Passage to read –

Leadership Council for Human Rights

~ Feet in the mud, head in the sky ~

Wednesday, January 03, 2007

Confronting Western misconceptions of Afghan society

The following opinion piece appeared in the PostGlobal section of WashingtonPost.com on December 19th, 2006. The writer, Sima Wali, is the President of Refugee Women in Development (RefWID). She is also LCHR’s Afghanistan consultant.

The West Quiets Afghan Women
Sima Wali - Although women have made major strides towards equality in the 21st century, we also see a lingering tendency in the West to restrain these advances around the world. Let's turn to history for a moment.

Often dismissed as an anomaly, Afghan civil society blossomed under King Amanullah from 1919 to 1929. Declaring his independence from Britain in his inaugural address, Amanullah's sought to abolish slavery, discourage the veil, empower women, and introduce secular education for girls. Afghanis generally accepted these reforms as in keeping with Islamic law.

But Britain's colonial gatekeepers opposed a secular, democratic Afghanistan. They, in the words of former U.S. Ambassador Leon Poullada, "saw a modernizing of Afghanistan as a threat to British rule in India since it offered an example of the kind of progress free Asians could achieve..."

Afghanistan is still viewed through a colonial lens. Despite real changes that have occurred during the last two centuries, the Victorian mentality -- immortalized by story-tellers like Rudyard Kipling -- obscures the many ways Afghanistan citizens strive for modernity.

During the Soviet occupation of Afghanistan, America's journalists reconstituted the old British myths of "fierce tribal Afghan warriors," and today this faux mythologizing is reaching new heights, burying the real yearnings of Afghanistan's people. The movie Charlie Wilson's War now being filmed in Morocco may well further engrain these powerful misconceptions in the psyche of Americans and the world.

Governments and civil society must work to overcome such false image making. We must demand a genuine, honest 21st century mythology from our storytellers. We must stretch our imaginations and construct images of a future that we can all live within. We must appreciate that most of Afghanistan's men and women yearn for modernity, not tribal war.

Data excerpts –
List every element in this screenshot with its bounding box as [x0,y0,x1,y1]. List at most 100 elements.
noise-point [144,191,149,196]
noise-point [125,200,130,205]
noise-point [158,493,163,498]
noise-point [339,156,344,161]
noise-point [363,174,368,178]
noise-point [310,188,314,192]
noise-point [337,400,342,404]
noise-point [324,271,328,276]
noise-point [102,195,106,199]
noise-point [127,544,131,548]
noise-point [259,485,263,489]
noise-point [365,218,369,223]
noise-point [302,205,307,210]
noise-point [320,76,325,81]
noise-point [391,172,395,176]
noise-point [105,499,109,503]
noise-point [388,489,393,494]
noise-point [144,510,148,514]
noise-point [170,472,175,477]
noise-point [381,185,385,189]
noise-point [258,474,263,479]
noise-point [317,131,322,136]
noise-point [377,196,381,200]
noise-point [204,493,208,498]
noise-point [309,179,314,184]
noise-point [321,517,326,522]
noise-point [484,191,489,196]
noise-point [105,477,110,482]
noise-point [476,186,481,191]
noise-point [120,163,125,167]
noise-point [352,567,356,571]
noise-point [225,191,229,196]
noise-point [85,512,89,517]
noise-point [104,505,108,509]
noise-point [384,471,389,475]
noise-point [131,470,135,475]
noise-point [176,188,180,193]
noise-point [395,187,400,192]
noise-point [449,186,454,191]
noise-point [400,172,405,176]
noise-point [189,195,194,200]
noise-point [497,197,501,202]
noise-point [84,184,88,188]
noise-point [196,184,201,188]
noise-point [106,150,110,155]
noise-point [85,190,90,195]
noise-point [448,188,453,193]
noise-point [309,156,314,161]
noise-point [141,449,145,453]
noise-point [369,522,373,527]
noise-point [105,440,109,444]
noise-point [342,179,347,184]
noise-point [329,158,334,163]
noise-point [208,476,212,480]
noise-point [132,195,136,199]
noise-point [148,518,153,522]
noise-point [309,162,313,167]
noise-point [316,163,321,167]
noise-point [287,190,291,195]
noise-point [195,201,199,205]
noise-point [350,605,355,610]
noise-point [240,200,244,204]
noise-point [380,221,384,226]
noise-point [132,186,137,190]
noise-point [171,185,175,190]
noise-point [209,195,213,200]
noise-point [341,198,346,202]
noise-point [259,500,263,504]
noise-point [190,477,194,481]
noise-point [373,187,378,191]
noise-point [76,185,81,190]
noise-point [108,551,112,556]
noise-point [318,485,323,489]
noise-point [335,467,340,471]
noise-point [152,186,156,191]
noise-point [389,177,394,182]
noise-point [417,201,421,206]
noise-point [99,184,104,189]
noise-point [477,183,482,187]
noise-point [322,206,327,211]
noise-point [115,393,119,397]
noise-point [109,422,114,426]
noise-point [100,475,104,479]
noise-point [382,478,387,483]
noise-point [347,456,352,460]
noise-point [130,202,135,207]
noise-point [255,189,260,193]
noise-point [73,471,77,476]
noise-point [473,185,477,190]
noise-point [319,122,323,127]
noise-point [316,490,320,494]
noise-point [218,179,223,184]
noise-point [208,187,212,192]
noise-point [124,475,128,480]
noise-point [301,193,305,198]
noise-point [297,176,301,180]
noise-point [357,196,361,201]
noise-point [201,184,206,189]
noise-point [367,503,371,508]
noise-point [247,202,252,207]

Problem to work on – Repeat word for word the part of the piece on Western views of Afghan society starting at "Leadership Council for" and ending at "LCHR’s Afghanistan consultant.". The data comes from a different source than the text.

Answer section –
Leadership Council for Human Rights

~ Feet in the mud, head in the sky ~

Wednesday, January 03, 2007

Confronting Western misconceptions of Afghan society

The following opinion piece appeared in the PostGlobal section of WashingtonPost.com on December 19th, 2006. The writer, Sima Wali, is the President of Refugee Women in Development (RefWID). She is also LCHR’s Afghanistan consultant.